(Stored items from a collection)
_ _ _

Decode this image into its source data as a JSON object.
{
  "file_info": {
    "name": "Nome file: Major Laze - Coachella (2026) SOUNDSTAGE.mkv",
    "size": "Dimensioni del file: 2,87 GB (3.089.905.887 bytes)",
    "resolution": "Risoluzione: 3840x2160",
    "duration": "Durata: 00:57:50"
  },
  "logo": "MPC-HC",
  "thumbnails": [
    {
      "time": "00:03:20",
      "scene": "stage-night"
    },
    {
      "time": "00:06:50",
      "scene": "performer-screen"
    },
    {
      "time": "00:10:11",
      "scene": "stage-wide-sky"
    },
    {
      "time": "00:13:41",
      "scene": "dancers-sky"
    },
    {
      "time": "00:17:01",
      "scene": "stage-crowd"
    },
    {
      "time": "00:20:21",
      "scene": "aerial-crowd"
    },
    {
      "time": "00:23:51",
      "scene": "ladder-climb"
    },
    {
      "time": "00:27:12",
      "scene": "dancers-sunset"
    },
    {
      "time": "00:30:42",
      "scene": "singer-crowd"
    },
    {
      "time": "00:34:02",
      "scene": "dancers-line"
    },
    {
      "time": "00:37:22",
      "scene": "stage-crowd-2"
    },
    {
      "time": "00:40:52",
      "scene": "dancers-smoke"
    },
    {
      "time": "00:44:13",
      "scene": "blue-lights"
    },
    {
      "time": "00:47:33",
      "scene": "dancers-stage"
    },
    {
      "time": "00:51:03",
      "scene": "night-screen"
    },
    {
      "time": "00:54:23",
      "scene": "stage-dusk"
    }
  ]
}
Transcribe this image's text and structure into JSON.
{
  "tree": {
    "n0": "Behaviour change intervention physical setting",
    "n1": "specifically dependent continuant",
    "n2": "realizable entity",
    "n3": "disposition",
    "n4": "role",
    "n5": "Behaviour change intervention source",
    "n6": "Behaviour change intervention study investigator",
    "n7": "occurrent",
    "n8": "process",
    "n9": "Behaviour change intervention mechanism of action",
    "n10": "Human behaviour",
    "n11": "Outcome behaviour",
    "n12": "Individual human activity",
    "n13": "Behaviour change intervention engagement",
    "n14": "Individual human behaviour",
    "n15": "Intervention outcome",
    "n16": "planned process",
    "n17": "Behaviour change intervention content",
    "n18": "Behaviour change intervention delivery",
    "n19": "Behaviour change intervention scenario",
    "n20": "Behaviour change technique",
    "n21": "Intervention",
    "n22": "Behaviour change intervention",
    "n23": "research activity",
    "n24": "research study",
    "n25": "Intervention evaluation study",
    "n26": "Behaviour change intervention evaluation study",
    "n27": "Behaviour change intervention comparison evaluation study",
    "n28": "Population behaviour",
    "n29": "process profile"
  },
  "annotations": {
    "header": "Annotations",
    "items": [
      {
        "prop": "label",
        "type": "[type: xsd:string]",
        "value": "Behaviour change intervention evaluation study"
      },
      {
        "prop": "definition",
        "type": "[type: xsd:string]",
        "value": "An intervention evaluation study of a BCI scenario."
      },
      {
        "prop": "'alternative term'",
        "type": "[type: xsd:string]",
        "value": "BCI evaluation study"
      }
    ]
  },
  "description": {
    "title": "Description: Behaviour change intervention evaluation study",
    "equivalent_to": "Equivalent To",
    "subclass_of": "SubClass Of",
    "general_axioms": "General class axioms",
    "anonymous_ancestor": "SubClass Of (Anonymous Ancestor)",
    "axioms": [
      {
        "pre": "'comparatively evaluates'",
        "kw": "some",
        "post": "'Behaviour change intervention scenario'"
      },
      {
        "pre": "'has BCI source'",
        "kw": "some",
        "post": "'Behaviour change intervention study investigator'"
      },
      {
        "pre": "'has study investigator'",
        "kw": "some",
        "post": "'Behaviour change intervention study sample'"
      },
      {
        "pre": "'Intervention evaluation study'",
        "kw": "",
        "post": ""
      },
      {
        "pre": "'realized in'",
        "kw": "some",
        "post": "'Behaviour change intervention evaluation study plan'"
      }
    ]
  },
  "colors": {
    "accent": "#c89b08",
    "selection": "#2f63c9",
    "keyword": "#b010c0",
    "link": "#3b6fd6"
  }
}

_ _ _

**Exercise directions**
Retype the entries exactly, including every line.

**Answer to this task**
Decode this image into its source data as a JSON object.
{
  "file_info": {
    "name": "Nome file: Major Laze - Coachella (2026) SOUNDSTAGE.mkv",
    "size": "Dimensioni del file: 2,87 GB (3.089.905.887 bytes)",
    "resolution": "Risoluzione: 3840x2160",
    "duration": "Durata: 00:57:50"
  },
  "logo": "MPC-HC",
  "thumbnails": [
    {
      "time": "00:03:20",
      "scene": "stage-night"
    },
    {
      "time": "00:06:50",
      "scene": "performer-screen"
    },
    {
      "time": "00:10:11",
      "scene": "stage-wide-sky"
    },
    {
      "time": "00:13:41",
      "scene": "dancers-sky"
    },
    {
      "time": "00:17:01",
      "scene": "stage-crowd"
    },
    {
      "time": "00:20:21",
      "scene": "aerial-crowd"
    },
    {
      "time": "00:23:51",
      "scene": "ladder-climb"
    },
    {
      "time": "00:27:12",
      "scene": "dancers-sunset"
    },
    {
      "time": "00:30:42",
      "scene": "singer-crowd"
    },
    {
      "time": "00:34:02",
      "scene": "dancers-line"
    },
    {
      "time": "00:37:22",
      "scene": "stage-crowd-2"
    },
    {
      "time": "00:40:52",
      "scene": "dancers-smoke"
    },
    {
      "time": "00:44:13",
      "scene": "blue-lights"
    },
    {
      "time": "00:47:33",
      "scene": "dancers-stage"
    },
    {
      "time": "00:51:03",
      "scene": "night-screen"
    },
    {
      "time": "00:54:23",
      "scene": "stage-dusk"
    }
  ]
}
Transcribe this image's text and structure into JSON.
{
  "tree": {
    "n0": "Behaviour change intervention physical setting",
    "n1": "specifically dependent continuant",
    "n2": "realizable entity",
    "n3": "disposition",
    "n4": "role",
    "n5": "Behaviour change intervention source",
    "n6": "Behaviour change intervention study investigator",
    "n7": "occurrent",
    "n8": "process",
    "n9": "Behaviour change intervention mechanism of action",
    "n10": "Human behaviour",
    "n11": "Outcome behaviour",
    "n12": "Individual human activity",
    "n13": "Behaviour change intervention engagement",
    "n14": "Individual human behaviour",
    "n15": "Intervention outcome",
    "n16": "planned process",
    "n17": "Behaviour change intervention content",
    "n18": "Behaviour change intervention delivery",
    "n19": "Behaviour change intervention scenario",
    "n20": "Behaviour change technique",
    "n21": "Intervention",
    "n22": "Behaviour change intervention",
    "n23": "research activity",
    "n24": "research study",
    "n25": "Intervention evaluation study",
    "n26": "Behaviour change intervention evaluation study",
    "n27": "Behaviour change intervention comparison evaluation study",
    "n28": "Population behaviour",
    "n29": "process profile"
  },
  "annotations": {
    "header": "Annotations",
    "items": [
      {
        "prop": "label",
        "type": "[type: xsd:string]",
        "value": "Behaviour change intervention evaluation study"
      },
      {
        "prop": "definition",
        "type": "[type: xsd:string]",
        "value": "An intervention evaluation study of a BCI scenario."
      },
      {
        "prop": "'alternative term'",
        "type": "[type: xsd:string]",
        "value": "BCI evaluation study"
      }
    ]
  },
  "description": {
    "title": "Description: Behaviour change intervention evaluation study",
    "equivalent_to": "Equivalent To",
    "subclass_of": "SubClass Of",
    "general_axioms": "General class axioms",
    "anonymous_ancestor": "SubClass Of (Anonymous Ancestor)",
    "axioms": [
      {
        "pre": "'comparatively evaluates'",
        "kw": "some",
        "post": "'Behaviour change intervention scenario'"
      },
      {
        "pre": "'has BCI source'",
        "kw": "some",
        "post": "'Behaviour change intervention study investigator'"
      },
      {
        "pre": "'has study investigator'",
        "kw": "some",
        "post": "'Behaviour change intervention study sample'"
      },
      {
        "pre": "'Intervention evaluation study'",
        "kw": "",
        "post": ""
      },
      {
        "pre": "'realized in'",
        "kw": "some",
        "post": "'Behaviour change intervention evaluation study plan'"
      }
    ]
  },
  "colors": {
    "accent": "#c89b08",
    "selection": "#2f63c9",
    "keyword": "#b010c0",
    "link": "#3b6fd6"
  }
}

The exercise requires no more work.